What the task asks: Copy every line that holds "guarnizioni".

Information shown:

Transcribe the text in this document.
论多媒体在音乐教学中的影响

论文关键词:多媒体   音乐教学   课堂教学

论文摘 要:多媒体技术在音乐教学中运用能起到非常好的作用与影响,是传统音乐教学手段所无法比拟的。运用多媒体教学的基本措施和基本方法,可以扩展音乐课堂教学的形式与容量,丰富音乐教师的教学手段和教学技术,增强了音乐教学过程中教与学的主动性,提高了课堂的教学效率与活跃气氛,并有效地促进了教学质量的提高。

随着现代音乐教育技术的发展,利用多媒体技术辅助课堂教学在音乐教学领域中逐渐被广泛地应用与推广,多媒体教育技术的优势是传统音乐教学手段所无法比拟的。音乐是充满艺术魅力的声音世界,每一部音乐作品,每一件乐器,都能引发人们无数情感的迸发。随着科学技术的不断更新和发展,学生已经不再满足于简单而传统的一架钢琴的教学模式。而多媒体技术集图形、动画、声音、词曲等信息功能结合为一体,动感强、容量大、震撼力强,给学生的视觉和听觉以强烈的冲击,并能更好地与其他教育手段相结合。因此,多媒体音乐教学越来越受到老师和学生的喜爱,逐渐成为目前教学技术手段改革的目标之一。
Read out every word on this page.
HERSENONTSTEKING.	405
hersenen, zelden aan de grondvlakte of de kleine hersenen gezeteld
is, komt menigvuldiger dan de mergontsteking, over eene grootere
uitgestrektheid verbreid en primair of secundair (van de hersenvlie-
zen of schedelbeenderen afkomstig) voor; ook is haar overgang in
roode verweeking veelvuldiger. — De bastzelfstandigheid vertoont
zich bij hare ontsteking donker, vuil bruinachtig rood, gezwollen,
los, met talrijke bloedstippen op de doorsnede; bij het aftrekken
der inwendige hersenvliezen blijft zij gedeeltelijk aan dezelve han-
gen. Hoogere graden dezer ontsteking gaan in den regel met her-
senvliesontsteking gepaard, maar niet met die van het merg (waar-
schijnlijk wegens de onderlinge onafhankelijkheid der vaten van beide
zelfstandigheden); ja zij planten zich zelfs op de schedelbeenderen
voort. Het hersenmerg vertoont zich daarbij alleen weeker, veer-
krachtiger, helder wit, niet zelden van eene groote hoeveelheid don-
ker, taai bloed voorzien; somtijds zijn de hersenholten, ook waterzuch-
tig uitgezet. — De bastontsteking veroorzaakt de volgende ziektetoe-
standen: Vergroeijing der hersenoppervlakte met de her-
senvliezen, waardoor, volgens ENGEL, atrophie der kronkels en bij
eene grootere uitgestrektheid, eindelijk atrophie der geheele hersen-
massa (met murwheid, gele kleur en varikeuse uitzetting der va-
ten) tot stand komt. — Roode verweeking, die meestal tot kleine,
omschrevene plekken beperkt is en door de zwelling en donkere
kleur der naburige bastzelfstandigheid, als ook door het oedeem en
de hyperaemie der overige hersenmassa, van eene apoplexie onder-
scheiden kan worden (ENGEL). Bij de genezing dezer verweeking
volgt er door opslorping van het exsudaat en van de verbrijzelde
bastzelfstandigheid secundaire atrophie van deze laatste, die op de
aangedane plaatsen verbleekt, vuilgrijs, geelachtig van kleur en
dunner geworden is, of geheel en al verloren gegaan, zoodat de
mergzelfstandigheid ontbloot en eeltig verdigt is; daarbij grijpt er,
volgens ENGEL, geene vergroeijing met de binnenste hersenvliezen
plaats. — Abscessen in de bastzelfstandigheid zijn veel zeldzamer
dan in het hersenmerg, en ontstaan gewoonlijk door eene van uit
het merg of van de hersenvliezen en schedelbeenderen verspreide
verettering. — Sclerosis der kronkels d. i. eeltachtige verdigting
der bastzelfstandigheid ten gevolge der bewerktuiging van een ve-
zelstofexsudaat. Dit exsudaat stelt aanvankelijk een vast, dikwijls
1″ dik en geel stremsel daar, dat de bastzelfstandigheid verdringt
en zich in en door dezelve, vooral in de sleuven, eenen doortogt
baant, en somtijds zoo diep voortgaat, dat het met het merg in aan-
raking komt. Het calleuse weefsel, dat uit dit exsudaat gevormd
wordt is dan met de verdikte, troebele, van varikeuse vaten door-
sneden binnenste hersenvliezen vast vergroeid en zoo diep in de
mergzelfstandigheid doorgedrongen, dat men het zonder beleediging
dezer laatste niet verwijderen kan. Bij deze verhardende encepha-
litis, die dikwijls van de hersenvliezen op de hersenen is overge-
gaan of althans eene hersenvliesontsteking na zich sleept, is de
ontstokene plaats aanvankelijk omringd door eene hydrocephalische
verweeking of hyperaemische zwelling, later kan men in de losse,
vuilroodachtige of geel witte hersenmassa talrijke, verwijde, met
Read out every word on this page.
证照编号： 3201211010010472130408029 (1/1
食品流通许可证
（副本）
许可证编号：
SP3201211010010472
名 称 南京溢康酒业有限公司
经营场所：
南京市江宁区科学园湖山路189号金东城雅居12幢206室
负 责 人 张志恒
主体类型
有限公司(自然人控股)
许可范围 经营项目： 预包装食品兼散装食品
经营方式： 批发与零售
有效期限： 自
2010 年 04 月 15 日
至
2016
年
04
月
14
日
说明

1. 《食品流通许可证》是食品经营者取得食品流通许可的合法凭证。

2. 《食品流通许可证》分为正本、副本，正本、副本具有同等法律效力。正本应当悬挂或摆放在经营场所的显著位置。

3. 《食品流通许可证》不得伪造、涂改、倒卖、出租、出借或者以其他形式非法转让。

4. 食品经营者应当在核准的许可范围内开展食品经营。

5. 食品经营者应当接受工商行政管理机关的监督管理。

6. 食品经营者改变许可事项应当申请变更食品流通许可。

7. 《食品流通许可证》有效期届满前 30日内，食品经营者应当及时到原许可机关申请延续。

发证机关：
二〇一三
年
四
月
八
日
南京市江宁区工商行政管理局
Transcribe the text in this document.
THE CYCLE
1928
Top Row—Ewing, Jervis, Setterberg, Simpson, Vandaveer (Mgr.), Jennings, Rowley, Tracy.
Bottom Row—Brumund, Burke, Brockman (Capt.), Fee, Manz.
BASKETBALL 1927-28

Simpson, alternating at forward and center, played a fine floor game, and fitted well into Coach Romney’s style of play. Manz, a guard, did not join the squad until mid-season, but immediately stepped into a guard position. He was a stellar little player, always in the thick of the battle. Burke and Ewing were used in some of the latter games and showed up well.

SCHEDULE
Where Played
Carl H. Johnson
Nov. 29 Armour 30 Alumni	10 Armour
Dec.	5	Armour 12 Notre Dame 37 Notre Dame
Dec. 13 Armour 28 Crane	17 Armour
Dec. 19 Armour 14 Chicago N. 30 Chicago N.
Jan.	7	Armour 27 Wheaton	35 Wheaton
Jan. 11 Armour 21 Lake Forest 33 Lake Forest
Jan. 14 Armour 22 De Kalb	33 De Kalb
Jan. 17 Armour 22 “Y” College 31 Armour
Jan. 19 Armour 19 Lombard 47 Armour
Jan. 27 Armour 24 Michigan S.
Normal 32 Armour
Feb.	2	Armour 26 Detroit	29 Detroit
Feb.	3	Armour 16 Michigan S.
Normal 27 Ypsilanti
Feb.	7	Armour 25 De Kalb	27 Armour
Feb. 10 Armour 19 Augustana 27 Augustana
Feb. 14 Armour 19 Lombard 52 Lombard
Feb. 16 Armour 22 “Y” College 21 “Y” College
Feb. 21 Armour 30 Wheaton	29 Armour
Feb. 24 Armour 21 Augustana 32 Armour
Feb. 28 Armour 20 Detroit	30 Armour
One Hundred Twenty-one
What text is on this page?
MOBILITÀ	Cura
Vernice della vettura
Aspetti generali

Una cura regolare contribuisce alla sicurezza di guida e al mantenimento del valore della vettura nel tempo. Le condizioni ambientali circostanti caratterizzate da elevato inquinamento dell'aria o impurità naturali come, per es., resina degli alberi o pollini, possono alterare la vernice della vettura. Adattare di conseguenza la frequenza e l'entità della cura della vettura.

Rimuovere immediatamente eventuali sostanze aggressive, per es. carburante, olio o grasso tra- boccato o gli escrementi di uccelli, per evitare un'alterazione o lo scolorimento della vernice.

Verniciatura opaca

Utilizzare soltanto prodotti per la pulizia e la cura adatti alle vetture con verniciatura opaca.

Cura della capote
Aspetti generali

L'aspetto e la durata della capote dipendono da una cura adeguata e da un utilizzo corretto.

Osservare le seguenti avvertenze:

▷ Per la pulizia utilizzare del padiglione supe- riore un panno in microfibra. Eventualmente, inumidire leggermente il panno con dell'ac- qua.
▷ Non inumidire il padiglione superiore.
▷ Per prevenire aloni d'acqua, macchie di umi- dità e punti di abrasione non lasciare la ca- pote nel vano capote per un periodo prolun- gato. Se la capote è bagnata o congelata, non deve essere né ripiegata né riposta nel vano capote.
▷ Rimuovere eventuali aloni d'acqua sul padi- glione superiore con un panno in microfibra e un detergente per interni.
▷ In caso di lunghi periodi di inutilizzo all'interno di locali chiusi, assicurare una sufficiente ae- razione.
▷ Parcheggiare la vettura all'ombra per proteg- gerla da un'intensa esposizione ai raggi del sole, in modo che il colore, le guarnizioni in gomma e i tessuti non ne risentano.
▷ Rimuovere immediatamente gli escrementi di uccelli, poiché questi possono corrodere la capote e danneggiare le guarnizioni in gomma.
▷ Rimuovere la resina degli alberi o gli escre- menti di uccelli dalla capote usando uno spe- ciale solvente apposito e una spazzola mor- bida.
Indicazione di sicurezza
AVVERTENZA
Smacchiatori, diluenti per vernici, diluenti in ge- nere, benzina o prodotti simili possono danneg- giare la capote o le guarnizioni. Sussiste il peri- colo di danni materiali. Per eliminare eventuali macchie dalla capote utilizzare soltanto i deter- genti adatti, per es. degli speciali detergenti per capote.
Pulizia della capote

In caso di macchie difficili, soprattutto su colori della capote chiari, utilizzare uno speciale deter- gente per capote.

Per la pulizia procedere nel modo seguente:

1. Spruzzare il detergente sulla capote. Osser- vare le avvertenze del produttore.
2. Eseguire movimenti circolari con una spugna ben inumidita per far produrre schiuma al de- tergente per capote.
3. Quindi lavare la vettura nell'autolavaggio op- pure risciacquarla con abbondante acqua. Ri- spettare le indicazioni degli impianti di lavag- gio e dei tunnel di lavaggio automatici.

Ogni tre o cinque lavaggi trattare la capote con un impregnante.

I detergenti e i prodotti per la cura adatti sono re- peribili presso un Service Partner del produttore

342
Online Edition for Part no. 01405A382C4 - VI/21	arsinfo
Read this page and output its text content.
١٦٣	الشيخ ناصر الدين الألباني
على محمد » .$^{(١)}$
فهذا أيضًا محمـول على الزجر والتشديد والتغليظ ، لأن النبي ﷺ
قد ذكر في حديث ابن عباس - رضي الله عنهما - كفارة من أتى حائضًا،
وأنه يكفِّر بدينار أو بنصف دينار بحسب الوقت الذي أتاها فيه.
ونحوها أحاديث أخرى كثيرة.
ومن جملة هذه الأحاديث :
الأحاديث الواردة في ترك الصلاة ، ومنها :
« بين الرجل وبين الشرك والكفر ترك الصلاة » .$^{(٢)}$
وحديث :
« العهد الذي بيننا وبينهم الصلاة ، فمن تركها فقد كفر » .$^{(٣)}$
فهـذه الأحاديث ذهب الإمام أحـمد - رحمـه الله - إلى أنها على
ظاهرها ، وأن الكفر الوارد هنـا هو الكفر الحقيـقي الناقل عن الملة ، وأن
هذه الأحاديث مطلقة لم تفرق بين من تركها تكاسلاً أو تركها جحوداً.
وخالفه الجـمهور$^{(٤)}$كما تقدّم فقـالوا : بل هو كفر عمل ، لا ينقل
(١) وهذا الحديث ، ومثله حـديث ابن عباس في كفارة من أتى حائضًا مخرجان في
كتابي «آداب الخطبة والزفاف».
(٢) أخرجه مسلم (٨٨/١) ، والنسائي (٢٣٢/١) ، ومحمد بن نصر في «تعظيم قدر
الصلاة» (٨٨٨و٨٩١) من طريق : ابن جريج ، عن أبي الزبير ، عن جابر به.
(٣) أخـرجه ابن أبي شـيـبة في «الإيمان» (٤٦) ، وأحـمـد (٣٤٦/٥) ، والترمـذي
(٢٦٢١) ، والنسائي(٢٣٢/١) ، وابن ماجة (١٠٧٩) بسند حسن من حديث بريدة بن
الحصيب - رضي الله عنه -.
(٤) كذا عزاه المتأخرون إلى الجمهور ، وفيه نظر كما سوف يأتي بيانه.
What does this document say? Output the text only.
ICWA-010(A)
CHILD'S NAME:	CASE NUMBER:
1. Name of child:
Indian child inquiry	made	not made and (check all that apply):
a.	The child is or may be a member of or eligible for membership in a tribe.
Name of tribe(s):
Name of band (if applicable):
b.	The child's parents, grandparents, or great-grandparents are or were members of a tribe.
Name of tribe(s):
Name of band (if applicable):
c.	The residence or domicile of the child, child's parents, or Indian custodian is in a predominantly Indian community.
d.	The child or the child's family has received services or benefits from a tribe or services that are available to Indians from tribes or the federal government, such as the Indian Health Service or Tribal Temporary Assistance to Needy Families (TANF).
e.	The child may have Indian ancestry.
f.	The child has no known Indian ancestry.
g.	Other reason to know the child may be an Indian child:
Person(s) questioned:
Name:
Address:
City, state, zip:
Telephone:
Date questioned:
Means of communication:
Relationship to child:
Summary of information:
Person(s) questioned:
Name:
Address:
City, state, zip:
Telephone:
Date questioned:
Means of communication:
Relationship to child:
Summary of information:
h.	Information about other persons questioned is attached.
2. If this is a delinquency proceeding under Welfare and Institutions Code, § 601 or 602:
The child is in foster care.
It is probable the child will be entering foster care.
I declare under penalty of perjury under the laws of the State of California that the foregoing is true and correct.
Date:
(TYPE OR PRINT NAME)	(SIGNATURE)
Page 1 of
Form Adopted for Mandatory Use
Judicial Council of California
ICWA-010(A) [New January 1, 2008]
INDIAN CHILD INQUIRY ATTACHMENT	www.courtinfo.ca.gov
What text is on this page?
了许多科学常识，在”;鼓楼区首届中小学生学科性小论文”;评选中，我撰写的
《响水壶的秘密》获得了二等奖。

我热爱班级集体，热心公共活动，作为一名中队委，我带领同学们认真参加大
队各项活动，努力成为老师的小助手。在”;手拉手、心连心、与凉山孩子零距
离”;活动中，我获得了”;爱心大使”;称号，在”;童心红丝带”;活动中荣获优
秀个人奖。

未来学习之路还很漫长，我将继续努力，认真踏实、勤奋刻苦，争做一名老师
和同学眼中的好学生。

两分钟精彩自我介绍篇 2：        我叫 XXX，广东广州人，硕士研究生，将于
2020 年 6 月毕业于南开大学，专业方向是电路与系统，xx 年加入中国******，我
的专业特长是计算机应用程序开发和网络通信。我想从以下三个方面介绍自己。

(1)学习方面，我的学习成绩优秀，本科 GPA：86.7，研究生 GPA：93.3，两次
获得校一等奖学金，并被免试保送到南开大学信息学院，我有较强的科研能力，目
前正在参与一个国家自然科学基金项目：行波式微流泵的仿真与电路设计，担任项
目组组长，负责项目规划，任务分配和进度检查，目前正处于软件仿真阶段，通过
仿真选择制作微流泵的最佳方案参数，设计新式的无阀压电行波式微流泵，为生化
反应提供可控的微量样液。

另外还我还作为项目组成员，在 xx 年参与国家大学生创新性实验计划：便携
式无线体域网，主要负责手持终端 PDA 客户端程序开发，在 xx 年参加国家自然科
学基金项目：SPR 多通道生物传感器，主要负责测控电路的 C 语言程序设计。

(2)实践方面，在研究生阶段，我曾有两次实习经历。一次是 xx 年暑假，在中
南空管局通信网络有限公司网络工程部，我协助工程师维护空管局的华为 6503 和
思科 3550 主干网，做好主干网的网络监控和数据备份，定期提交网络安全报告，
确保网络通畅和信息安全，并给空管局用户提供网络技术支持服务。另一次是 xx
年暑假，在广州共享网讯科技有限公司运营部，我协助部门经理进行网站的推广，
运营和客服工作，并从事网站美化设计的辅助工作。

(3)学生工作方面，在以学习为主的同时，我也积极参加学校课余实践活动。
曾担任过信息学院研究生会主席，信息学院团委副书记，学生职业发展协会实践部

Reply to the task:
▷ Parcheggiare la vettura all'ombra per proteg- gerla da un'intensa esposizione ai raggi del sole, in modo che il colore, le guarnizioni in gomma e i tessuti non ne risentano.
▷ Rimuovere immediatamente gli escrementi di uccelli, poiché questi possono corrodere la capote e danneggiare le guarnizioni in gomma.
Smacchiatori, diluenti per vernici, diluenti in ge- nere, benzina o prodotti simili possono danneg- giare la capote o le guarnizioni. Sussiste il peri- colo di danni materiali. Per eliminare eventuali macchie dalla capote utilizzare soltanto i deter- genti adatti, per es. degli speciali detergenti per capote.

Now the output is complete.